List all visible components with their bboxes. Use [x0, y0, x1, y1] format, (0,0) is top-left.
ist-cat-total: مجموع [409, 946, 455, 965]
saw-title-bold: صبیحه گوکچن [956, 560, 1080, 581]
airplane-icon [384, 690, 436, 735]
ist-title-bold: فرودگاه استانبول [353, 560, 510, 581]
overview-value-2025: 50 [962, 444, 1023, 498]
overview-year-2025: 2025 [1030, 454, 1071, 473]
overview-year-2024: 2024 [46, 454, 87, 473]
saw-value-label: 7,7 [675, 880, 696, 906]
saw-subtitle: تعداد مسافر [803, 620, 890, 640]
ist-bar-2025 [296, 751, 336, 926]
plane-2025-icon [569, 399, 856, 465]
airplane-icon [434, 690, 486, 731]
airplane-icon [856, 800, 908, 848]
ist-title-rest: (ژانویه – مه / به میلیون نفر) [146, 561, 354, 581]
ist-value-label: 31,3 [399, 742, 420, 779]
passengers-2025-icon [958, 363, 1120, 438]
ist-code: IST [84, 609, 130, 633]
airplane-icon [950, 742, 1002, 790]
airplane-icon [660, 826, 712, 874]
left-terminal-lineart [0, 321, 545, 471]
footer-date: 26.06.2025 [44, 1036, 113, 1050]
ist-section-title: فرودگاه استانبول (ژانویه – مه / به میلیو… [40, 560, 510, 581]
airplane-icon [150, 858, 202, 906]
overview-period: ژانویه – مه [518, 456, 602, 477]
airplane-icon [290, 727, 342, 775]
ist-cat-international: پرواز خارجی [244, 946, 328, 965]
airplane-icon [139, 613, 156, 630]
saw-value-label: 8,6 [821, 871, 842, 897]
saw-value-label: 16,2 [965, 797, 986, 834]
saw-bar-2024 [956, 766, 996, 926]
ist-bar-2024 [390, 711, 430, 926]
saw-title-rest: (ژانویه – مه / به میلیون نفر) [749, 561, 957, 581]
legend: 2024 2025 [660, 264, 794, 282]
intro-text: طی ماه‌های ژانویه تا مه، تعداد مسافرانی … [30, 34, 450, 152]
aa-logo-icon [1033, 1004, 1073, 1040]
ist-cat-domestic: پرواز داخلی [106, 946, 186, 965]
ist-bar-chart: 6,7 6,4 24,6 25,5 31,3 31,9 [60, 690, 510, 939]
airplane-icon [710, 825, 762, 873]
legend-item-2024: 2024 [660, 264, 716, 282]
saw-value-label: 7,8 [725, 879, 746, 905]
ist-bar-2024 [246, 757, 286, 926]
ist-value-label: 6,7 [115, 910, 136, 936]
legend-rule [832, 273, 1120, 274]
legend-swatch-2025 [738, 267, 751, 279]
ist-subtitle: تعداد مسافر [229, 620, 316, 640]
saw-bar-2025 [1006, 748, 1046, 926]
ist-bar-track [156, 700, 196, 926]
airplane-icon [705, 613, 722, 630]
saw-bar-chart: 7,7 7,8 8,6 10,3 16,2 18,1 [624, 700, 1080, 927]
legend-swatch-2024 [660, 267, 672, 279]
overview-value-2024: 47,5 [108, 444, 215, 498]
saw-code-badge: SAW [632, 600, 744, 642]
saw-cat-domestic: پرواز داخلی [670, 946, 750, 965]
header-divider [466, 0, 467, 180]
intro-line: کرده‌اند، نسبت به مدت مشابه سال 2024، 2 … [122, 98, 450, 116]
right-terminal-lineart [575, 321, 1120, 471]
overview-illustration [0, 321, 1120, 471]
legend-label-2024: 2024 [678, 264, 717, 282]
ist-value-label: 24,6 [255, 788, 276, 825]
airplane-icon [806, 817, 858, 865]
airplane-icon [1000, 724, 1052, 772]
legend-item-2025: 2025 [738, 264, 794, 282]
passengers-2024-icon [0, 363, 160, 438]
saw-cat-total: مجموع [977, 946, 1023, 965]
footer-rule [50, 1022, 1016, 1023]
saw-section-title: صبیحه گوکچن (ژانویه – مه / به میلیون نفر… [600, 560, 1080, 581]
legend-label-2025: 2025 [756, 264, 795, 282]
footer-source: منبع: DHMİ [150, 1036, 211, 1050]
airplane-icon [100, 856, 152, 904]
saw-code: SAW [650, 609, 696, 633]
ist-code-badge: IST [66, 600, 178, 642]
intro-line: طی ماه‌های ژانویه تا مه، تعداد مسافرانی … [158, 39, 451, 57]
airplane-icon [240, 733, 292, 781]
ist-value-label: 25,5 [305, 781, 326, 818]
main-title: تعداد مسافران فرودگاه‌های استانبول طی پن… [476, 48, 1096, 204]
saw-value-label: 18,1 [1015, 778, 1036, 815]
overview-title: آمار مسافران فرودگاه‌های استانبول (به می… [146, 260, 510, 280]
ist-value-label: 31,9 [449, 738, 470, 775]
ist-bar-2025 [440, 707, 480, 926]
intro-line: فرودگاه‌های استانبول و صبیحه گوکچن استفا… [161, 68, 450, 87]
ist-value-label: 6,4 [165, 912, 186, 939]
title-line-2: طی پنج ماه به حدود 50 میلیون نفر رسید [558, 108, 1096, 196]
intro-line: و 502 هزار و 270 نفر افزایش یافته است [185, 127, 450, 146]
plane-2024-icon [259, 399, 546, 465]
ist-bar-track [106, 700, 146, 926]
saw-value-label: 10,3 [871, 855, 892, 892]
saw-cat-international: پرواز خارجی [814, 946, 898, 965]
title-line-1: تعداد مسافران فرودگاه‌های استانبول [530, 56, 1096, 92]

_Prompt_:
List every line of the records that contains the word "میلیون", copying each line in full.

_Solution to the exercise_:
ist-title-rest: (ژانویه – مه / به میلیون نفر) [146, 561, 354, 581]
saw-title-rest: (ژانویه – مه / به میلیون نفر) [749, 561, 957, 581]
saw-section-title: صبیحه گوکچن (ژانویه – مه / به میلیون نفر… [600, 560, 1080, 581]
title-line-2: طی پنج ماه به حدود 50 میلیون نفر رسید [558, 108, 1096, 196]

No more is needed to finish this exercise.